What to work on: Pull out each line below that contains the word "boxes".

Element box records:
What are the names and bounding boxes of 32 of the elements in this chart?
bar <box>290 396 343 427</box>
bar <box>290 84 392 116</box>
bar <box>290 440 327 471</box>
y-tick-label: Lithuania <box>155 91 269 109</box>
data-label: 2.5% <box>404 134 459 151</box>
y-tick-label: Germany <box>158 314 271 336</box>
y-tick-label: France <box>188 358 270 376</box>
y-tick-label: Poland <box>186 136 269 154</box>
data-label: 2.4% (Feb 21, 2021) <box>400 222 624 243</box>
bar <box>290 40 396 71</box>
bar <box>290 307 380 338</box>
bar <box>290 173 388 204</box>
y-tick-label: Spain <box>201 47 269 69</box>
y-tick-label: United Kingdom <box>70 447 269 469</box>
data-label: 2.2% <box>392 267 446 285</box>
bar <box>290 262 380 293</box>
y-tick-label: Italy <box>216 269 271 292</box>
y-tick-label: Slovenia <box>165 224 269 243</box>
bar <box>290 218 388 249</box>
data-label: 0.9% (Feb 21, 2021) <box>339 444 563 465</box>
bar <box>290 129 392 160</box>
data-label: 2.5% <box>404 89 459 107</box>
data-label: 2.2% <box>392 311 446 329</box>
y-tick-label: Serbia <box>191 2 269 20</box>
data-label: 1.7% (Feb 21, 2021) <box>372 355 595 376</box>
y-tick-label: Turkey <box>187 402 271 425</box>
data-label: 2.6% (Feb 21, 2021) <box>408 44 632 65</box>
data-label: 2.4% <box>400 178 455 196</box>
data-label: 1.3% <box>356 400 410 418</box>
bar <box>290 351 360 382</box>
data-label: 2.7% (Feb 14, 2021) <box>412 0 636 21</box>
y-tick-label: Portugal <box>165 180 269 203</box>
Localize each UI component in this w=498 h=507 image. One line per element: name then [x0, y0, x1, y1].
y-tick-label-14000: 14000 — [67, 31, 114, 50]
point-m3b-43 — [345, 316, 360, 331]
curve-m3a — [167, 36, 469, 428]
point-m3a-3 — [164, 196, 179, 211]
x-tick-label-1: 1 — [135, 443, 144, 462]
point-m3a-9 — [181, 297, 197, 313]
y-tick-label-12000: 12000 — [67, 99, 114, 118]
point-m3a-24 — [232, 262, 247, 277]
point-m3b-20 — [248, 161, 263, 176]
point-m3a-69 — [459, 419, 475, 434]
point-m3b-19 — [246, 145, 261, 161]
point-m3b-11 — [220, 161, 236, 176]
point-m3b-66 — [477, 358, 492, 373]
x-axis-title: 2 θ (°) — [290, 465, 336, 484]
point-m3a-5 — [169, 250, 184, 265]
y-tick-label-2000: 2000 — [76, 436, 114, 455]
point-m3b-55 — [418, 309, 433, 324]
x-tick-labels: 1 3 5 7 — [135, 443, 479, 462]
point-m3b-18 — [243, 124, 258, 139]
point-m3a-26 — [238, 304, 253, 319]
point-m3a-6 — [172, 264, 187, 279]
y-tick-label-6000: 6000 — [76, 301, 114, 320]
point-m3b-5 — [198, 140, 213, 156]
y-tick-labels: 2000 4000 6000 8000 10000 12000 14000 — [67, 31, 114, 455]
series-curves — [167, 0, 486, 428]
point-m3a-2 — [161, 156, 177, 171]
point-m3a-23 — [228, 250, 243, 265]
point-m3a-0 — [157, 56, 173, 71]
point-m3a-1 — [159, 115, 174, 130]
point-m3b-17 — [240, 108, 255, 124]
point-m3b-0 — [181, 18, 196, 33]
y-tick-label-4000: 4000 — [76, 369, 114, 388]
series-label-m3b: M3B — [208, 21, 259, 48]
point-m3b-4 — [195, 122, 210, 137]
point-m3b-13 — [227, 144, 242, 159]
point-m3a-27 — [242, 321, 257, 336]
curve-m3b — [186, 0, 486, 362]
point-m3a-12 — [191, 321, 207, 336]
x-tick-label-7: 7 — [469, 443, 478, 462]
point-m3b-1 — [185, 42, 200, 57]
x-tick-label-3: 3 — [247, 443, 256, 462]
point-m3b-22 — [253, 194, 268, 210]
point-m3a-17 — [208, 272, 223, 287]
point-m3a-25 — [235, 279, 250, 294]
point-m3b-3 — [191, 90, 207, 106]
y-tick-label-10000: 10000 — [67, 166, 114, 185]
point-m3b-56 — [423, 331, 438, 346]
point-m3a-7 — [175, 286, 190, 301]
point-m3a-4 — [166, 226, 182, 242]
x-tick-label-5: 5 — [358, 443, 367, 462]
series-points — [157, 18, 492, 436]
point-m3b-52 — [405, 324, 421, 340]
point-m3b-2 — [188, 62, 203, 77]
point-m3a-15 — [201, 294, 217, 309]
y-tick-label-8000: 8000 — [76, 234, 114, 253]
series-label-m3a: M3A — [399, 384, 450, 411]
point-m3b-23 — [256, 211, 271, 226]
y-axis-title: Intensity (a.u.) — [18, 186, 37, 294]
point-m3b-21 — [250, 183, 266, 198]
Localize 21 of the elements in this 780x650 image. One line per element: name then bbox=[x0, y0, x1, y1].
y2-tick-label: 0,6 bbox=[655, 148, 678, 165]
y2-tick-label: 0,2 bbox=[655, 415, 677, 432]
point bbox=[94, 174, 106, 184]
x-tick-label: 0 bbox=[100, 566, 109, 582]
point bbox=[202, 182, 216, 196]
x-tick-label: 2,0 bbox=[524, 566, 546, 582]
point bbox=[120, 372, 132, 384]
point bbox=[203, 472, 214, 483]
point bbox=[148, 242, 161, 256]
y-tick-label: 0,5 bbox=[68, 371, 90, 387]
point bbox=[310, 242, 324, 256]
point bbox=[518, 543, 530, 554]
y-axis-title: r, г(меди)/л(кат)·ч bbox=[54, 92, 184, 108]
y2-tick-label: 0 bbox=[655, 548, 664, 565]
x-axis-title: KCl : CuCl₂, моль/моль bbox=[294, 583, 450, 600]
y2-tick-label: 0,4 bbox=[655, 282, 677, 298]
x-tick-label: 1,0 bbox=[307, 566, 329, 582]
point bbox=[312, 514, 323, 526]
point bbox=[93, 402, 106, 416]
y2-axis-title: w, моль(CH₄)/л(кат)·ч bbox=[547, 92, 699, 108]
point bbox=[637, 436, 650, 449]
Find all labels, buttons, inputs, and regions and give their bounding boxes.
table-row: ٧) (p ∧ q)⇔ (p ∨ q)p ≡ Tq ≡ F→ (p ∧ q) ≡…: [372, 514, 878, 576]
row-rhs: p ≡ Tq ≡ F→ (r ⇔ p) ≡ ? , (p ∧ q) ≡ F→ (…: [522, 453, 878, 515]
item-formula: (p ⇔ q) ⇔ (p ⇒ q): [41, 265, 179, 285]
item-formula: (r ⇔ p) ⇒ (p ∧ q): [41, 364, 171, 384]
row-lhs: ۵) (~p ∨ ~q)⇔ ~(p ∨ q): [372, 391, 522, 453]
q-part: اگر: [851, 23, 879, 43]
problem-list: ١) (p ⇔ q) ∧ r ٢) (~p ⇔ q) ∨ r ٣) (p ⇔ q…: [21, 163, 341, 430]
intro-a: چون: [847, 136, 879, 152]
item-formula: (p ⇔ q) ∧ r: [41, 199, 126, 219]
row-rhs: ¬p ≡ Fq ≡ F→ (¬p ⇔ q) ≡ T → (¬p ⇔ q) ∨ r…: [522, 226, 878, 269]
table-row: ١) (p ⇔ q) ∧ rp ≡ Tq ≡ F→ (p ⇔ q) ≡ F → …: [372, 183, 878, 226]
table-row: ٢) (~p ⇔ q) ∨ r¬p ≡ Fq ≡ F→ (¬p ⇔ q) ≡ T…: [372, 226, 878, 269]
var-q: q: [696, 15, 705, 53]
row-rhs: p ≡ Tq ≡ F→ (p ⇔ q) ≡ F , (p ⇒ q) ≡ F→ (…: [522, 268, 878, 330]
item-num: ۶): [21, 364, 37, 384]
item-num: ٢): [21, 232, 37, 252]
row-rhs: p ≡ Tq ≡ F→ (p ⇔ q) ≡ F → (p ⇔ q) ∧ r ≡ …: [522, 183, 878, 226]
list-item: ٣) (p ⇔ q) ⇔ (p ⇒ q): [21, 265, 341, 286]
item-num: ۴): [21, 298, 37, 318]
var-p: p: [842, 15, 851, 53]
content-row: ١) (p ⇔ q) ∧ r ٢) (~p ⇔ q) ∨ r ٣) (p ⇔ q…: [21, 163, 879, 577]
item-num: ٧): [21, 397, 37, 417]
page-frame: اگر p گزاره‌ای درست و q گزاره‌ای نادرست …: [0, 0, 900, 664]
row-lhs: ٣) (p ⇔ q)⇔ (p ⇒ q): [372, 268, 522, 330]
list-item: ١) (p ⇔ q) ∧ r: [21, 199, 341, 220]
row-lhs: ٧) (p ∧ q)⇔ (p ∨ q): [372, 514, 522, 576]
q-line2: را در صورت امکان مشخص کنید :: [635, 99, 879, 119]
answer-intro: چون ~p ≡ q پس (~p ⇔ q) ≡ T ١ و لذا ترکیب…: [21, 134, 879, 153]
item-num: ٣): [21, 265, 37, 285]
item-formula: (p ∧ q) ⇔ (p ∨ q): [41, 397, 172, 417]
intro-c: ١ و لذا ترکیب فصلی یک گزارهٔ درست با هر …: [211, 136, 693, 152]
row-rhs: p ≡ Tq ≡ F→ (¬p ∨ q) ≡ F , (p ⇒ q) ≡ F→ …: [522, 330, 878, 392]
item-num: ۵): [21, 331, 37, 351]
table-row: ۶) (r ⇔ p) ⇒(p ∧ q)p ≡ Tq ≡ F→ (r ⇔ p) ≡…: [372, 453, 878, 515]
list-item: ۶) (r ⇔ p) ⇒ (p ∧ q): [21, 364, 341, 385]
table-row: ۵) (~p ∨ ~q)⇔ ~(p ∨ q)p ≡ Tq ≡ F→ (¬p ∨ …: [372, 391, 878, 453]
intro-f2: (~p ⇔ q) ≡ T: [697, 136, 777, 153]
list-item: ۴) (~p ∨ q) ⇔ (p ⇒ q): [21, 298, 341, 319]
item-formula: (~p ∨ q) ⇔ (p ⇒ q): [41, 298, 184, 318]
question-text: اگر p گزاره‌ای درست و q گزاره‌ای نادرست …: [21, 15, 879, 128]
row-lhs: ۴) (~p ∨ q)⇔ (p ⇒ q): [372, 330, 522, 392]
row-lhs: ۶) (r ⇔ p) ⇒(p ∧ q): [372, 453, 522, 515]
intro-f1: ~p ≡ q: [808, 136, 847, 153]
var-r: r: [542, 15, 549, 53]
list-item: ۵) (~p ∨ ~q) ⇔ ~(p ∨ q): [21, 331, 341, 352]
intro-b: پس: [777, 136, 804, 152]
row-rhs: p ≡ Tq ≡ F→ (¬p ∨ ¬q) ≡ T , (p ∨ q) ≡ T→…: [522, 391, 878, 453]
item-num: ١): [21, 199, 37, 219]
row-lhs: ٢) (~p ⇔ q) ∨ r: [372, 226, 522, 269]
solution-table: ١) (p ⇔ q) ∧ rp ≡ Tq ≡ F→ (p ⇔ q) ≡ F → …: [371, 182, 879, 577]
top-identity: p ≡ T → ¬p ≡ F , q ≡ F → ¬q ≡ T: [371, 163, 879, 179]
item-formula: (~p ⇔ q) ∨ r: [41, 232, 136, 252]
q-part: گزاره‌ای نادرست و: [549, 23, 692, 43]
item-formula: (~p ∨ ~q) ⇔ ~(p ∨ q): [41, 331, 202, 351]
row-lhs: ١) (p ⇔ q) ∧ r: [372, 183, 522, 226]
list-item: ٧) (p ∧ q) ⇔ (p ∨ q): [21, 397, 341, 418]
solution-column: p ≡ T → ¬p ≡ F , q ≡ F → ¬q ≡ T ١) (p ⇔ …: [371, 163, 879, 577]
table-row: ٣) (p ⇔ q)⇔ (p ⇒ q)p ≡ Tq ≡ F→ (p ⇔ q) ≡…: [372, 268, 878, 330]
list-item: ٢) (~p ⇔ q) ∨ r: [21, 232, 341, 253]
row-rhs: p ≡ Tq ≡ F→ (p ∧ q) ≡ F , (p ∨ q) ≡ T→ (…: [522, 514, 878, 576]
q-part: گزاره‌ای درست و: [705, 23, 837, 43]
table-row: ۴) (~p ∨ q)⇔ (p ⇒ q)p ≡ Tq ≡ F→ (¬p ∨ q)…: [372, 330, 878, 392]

Exercise result:
What are the names and bounding boxes of 32 of the elements in this chart?
Find all labels, buttons, inputs, and regions and give their bounding boxes.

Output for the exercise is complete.